▶ _WHAT IS EXPECTED_
Identify each line containing the word "this" and copy it.

━━━ DATA SHOWN

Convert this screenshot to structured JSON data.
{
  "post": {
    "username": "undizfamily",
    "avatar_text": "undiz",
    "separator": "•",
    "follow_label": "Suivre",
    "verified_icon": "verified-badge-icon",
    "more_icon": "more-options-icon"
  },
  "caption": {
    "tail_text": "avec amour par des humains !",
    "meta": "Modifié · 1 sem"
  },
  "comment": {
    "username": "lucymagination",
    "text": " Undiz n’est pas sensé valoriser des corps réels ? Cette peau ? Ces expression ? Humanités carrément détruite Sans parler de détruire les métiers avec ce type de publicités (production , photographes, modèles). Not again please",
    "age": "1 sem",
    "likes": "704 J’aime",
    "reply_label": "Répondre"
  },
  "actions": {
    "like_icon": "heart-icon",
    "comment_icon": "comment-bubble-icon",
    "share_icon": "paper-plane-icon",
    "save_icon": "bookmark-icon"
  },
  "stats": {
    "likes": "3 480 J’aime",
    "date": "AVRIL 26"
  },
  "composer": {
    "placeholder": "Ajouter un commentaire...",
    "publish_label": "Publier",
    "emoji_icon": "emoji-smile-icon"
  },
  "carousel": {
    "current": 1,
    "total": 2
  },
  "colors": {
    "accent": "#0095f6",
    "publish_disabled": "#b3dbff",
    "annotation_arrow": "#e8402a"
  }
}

━━━━━━
━━━ DATA SHOWN

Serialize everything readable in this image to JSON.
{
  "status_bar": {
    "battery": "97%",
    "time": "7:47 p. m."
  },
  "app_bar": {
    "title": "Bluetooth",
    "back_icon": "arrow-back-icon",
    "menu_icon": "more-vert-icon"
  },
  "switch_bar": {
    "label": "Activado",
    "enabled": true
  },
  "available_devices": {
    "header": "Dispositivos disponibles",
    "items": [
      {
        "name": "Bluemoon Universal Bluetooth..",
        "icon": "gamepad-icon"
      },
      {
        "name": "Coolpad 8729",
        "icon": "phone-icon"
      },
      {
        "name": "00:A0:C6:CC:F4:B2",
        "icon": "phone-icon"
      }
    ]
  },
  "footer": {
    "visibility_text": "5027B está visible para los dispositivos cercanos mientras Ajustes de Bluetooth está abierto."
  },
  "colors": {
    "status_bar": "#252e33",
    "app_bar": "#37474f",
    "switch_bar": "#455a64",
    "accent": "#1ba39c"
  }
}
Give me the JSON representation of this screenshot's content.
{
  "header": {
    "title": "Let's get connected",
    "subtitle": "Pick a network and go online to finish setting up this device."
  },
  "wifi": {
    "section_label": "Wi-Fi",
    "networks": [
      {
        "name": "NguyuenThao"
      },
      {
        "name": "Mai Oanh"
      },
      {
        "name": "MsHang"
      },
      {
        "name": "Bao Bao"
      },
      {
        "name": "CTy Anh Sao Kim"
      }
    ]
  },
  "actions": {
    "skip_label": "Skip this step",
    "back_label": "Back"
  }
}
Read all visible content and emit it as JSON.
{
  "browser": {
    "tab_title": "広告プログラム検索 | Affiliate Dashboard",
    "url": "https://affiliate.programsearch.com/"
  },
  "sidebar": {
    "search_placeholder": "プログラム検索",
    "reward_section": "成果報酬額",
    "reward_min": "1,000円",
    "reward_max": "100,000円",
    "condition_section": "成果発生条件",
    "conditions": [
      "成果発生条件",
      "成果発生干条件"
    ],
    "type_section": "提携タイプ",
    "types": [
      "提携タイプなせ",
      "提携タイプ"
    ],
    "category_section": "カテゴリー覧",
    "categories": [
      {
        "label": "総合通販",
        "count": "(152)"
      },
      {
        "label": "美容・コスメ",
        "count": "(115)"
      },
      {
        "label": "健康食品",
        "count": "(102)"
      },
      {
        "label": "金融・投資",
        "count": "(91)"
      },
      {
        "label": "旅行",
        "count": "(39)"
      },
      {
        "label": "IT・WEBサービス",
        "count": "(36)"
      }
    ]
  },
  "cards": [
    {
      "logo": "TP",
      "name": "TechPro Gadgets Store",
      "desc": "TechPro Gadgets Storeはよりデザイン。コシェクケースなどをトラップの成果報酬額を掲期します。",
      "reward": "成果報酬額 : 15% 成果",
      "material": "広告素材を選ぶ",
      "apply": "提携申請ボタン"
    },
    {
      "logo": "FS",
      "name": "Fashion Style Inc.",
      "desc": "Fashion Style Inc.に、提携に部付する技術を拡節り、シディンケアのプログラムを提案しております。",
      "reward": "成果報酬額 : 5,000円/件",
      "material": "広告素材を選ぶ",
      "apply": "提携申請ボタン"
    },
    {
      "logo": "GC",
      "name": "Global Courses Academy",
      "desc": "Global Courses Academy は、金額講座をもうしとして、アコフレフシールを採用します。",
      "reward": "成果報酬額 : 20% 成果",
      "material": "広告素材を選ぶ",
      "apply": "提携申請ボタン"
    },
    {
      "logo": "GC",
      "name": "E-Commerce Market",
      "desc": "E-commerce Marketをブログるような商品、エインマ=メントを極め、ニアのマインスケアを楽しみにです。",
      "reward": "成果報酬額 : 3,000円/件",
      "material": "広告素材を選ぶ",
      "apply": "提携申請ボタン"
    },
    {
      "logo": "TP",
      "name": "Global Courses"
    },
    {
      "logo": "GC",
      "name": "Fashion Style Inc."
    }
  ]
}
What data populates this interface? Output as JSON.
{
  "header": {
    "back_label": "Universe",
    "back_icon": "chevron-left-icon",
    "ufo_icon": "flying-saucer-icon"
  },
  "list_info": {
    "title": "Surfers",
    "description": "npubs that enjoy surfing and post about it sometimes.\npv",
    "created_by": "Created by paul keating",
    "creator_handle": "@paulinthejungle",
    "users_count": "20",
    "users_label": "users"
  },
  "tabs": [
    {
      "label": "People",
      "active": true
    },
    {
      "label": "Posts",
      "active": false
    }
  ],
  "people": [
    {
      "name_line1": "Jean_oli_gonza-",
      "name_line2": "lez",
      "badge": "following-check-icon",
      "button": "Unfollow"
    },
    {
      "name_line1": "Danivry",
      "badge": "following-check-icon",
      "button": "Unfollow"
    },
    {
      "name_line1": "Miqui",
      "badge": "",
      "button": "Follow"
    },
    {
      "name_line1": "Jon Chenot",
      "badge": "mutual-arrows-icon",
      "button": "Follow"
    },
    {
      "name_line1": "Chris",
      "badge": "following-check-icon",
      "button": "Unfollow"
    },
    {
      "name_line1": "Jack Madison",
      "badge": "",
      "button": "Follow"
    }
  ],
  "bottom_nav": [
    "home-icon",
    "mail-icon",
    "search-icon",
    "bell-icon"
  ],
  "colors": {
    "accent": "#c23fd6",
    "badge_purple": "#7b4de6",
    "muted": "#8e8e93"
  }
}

━━━━━━

▶ _EXERCISE SOLUTION_
Convert this screenshot to structured JSON data.
Serialize everything readable in this image to JSON.
Give me the JSON representation of this screenshot's content.
    "subtitle": "Pick a network and go online to finish setting up this device."
    "skip_label": "Skip this step",
What data populates this interface? Output as JSON.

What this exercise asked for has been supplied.